■ **Aim**
Extract the full set of records that follows, word for word.

■ **Items**

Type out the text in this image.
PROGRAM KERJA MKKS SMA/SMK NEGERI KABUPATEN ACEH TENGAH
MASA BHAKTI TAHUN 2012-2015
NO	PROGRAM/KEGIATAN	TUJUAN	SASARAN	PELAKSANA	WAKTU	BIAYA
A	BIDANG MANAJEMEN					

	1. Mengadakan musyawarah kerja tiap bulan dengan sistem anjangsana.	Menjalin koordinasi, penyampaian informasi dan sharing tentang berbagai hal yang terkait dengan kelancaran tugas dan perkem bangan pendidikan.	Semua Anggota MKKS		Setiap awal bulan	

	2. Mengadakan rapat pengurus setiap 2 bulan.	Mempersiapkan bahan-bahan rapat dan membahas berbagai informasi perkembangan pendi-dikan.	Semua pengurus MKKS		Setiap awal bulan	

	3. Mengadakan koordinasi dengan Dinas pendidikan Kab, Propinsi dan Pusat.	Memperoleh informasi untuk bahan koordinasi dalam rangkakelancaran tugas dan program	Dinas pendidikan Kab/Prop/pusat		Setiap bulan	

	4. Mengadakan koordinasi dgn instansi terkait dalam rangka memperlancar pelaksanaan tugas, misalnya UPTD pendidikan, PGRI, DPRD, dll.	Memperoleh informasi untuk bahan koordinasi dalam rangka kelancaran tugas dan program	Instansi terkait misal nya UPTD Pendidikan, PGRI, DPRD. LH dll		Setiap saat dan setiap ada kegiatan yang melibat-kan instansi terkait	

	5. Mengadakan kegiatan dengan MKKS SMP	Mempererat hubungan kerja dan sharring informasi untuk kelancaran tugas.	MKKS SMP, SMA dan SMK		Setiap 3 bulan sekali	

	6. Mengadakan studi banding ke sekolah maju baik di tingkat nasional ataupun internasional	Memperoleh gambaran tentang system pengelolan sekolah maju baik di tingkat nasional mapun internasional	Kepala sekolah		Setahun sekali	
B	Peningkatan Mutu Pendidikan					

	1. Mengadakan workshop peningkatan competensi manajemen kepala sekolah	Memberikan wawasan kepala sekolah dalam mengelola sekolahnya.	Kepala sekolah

■ **Solved exercise**
Type out the text in this image.
PROGRAM KERJA MKKS SMA/SMK NEGERI KABUPATEN ACEH TENGAH
MASA BHAKTI TAHUN 2012-2015
NO	PROGRAM/KEGIATAN	TUJUAN	SASARAN	PELAKSANA	WAKTU	BIAYA
A	BIDANG MANAJEMEN					

	1. Mengadakan musyawarah kerja tiap bulan dengan sistem anjangsana.	Menjalin koordinasi, penyampaian informasi dan sharing tentang berbagai hal yang terkait dengan kelancaran tugas dan perkem bangan pendidikan.	Semua Anggota MKKS		Setiap awal bulan	

	2. Mengadakan rapat pengurus setiap 2 bulan.	Mempersiapkan bahan-bahan rapat dan membahas berbagai informasi perkembangan pendi-dikan.	Semua pengurus MKKS		Setiap awal bulan	

	3. Mengadakan koordinasi dengan Dinas pendidikan Kab, Propinsi dan Pusat.	Memperoleh informasi untuk bahan koordinasi dalam rangkakelancaran tugas dan program	Dinas pendidikan Kab/Prop/pusat		Setiap bulan	

	4. Mengadakan koordinasi dgn instansi terkait dalam rangka memperlancar pelaksanaan tugas, misalnya UPTD pendidikan, PGRI, DPRD, dll.	Memperoleh informasi untuk bahan koordinasi dalam rangka kelancaran tugas dan program	Instansi terkait misal nya UPTD Pendidikan, PGRI, DPRD. LH dll		Setiap saat dan setiap ada kegiatan yang melibat-kan instansi terkait	

	5. Mengadakan kegiatan dengan MKKS SMP	Mempererat hubungan kerja dan sharring informasi untuk kelancaran tugas.	MKKS SMP, SMA dan SMK		Setiap 3 bulan sekali	

	6. Mengadakan studi banding ke sekolah maju baik di tingkat nasional ataupun internasional	Memperoleh gambaran tentang system pengelolan sekolah maju baik di tingkat nasional mapun internasional	Kepala sekolah		Setahun sekali	
B	Peningkatan Mutu Pendidikan					

	1. Mengadakan workshop peningkatan competensi manajemen kepala sekolah	Memberikan wawasan kepala sekolah dalam mengelola sekolahnya.	Kepala sekolah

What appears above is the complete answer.